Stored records
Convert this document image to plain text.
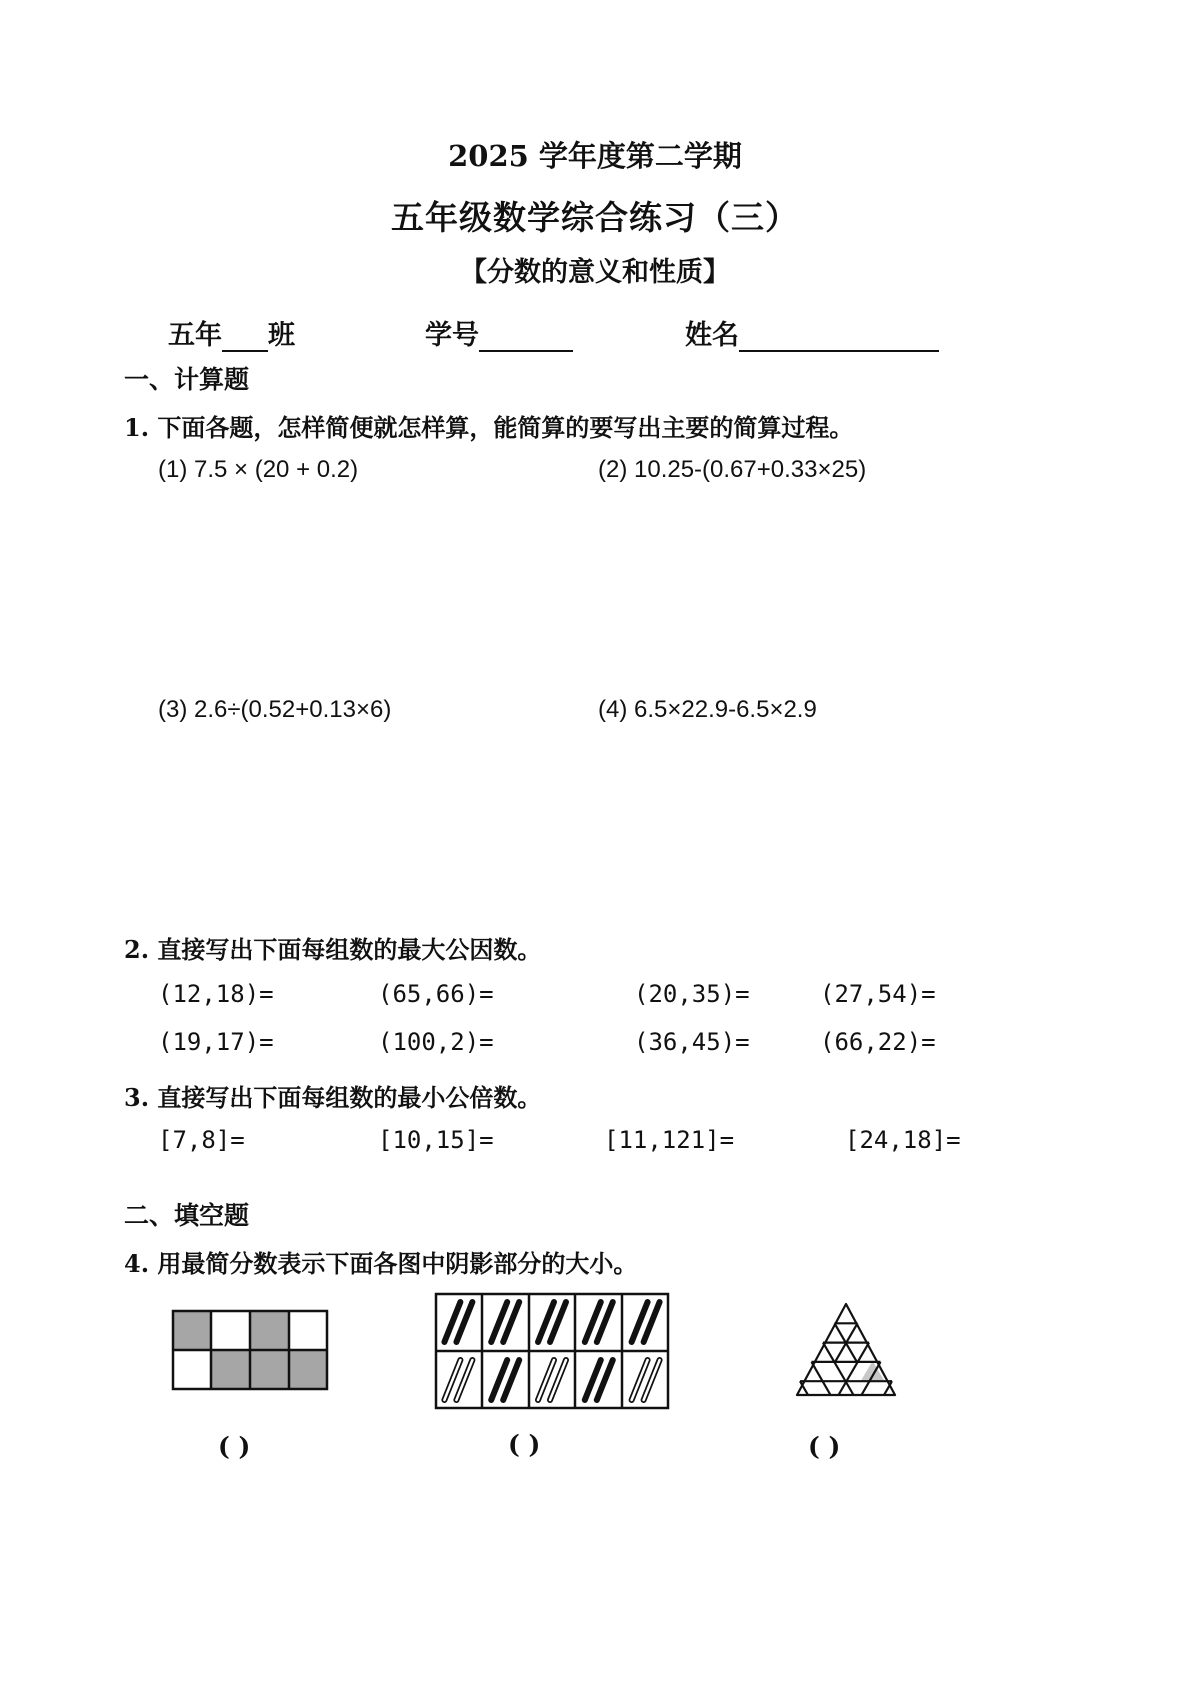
2025 学年度第二学期
五年级数学综合练习（三）
【分数的意义和性质】
五年 班	学号	姓名
一、计算题
1. 下面各题，怎样简便就怎样算，能简算的要写出主要的简算过程。
(1) 7.5 × (20 + 0.2)	(2) 10.25-(0.67+0.33×25)
(3) 2.6÷(0.52+0.13×6)	(4) 6.5×22.9-6.5×2.9
2. 直接写出下面每组数的最大公因数。
(12,18)=	(65,66)=	(20,35)=	(27,54)=
(19,17)=	(100,2)=	(36,45)=	(66,22)=
3. 直接写出下面每组数的最小公倍数。
[7,8]=	[10,15]=	[11,121]=	[24,18]=
二、填空题
4. 用最简分数表示下面各图中阴影部分的大小。
( )	( )	( )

■ **Aim of the exercise**:
Write out the listing word for word, omitting the pictures it holds.

■ **Answer to the task**:
Convert this document image to plain text.
2025 学年度第二学期
五年级数学综合练习（三）
【分数的意义和性质】
五年 班	学号	姓名
一、计算题
1. 下面各题，怎样简便就怎样算，能简算的要写出主要的简算过程。
(1) 7.5 × (20 + 0.2)	(2) 10.25-(0.67+0.33×25)
(3) 2.6÷(0.52+0.13×6)	(4) 6.5×22.9-6.5×2.9
2. 直接写出下面每组数的最大公因数。
(12,18)=	(65,66)=	(20,35)=	(27,54)=
(19,17)=	(100,2)=	(36,45)=	(66,22)=
3. 直接写出下面每组数的最小公倍数。
[7,8]=	[10,15]=	[11,121]=	[24,18]=
二、填空题
4. 用最简分数表示下面各图中阴影部分的大小。
( )	( )	( )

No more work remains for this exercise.